Task
Write the next part of the passage on DuVernay's filmmaking career, picking up after its last sentence.

Sundance Award for 'Middle of Nowhere'
In 2011, DuVernay co-founded the African American Film Festival Releasing Movement, a group dedicated to supporting the release and distribution of Black indie movies. In 2012, the filmmaker released her second feature, Middle of Nowhere. The film, starring Emayatzy Corinealdi, Omari Hardwick, Lorraine Toussaint and David Oyelowo, looked at an ambitious, conflicted woman whose husband is incarcerated. DuVernay won the director’s prize at Sundance, becoming the first Black woman to do so.
The following year, DuVernay was called upon to direct an episode of the hit Kerry Washington drama Scandal and also released the ESPN documentary Venus Vs., which followed Venus Williams’ fight for pay equity for female tennis players.
Making History With 'Selma'
A planned biopic on Dr. Martin Luther King Jr., the first for the big screen, had eventually ended up with director Lee Daniels, with Oyelowo cast in the lead. But when Daniels chose to helm The Butler instead, the script for the project, written by Paul Webb, was set adrift, until Oyelowo convinced the French production company Pathé to bring DuVernay on board as director. Oprah Winfrey and Brad Pitt also came on board as producers, and DuVernay rewrote the script, although she didn't receive screenwriter credit due to previous contractual stipulations.

Dataset
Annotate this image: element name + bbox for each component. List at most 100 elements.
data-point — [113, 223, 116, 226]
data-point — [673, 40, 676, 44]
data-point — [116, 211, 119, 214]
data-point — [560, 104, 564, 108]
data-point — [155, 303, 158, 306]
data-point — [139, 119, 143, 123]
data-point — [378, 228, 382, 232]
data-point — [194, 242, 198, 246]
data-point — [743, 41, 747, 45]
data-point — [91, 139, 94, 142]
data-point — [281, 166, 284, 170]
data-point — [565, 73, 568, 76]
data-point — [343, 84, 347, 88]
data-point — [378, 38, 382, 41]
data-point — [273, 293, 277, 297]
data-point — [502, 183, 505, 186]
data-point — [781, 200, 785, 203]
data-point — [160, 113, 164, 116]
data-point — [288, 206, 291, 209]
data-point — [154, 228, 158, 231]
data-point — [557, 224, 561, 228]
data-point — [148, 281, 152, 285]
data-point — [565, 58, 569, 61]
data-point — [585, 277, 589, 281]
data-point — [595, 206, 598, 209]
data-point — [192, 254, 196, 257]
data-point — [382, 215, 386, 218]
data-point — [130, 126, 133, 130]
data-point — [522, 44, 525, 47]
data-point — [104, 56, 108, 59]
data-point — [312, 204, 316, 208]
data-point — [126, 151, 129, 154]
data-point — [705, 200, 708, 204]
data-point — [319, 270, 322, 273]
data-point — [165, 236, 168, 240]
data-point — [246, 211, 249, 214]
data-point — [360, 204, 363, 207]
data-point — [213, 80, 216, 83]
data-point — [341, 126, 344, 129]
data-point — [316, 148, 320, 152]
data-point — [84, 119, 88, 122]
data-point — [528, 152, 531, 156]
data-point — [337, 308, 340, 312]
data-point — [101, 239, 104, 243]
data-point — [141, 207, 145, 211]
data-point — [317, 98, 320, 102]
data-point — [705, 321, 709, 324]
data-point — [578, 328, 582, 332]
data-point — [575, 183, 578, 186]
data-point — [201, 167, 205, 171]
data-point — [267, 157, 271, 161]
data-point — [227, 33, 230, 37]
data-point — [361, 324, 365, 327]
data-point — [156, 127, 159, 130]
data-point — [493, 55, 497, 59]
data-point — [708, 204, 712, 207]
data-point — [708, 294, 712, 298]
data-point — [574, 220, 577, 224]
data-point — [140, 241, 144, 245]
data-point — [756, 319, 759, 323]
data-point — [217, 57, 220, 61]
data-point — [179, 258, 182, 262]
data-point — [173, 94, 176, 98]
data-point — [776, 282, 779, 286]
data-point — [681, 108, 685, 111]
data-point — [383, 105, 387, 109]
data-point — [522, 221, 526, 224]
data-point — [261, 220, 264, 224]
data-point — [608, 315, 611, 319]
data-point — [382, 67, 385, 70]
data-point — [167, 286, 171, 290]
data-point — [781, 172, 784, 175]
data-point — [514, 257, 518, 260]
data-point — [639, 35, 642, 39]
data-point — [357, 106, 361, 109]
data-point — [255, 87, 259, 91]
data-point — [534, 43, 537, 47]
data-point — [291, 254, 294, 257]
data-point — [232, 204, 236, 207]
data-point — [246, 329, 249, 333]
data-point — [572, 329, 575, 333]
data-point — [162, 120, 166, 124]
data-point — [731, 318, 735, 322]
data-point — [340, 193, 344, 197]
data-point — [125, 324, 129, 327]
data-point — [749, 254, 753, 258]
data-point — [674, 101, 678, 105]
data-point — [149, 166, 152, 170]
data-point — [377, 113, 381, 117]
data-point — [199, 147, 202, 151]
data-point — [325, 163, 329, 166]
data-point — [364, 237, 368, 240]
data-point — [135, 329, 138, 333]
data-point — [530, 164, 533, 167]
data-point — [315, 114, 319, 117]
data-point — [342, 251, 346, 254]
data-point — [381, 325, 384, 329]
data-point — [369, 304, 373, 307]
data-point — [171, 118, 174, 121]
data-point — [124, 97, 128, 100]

Exercise result
Selma, which opened in limited release at the end of 2014, follows the movement to secure African American voting rights in Alabama during the mid-1960s. The film earned almost unanimous critical praise and was heralded as one of the year’s best. While the film was cited for its humanistic and nuanced portrayal of Dr. King, at the same time it stirred some controversy over its depiction of both King and President Lyndon B. Johnson. (Other historical figures depicted in the film include Coretta Scott King, Ralph D. Abernathy, James Bevel, Amelia Boynton, J. Edgar Hoover, Mahalia Jackson, John Lewis, Viola Gregg Liuzzo, Malcolm X, Bayard Rustin, George Wallace and Andrew Young Jr.)
DuVernay made further history with the work by becoming the first African American woman to receive a Golden Globe nomination for Best Director. Selma also received an Oscar nomination for Best Picture as well as for Original Song, with many viewers and critics questioning the Academy's decision to exclude it from other categories.
'13th' and 'A Wrinkle in Time'
“Neither slavery nor involuntary servitude, except as a punishment for crime whereof the party shall have been duly convicted, shall exist within the United States, or any place subject to their jurisdiction.” - 13th Amendment to the U.S. Constitution ratified December 6, 1865
In 2016, DuVernay released a documentary entitled 13th. She directed and co-wrote the Netflix film which takes it name from the 13th Amendment to the U.S. Constitution that abolished slavery. The film focuses on the evolution of the American criminal justice system, mass incarceration and race. 13th received an Oscar nomination for in the documentary feature category.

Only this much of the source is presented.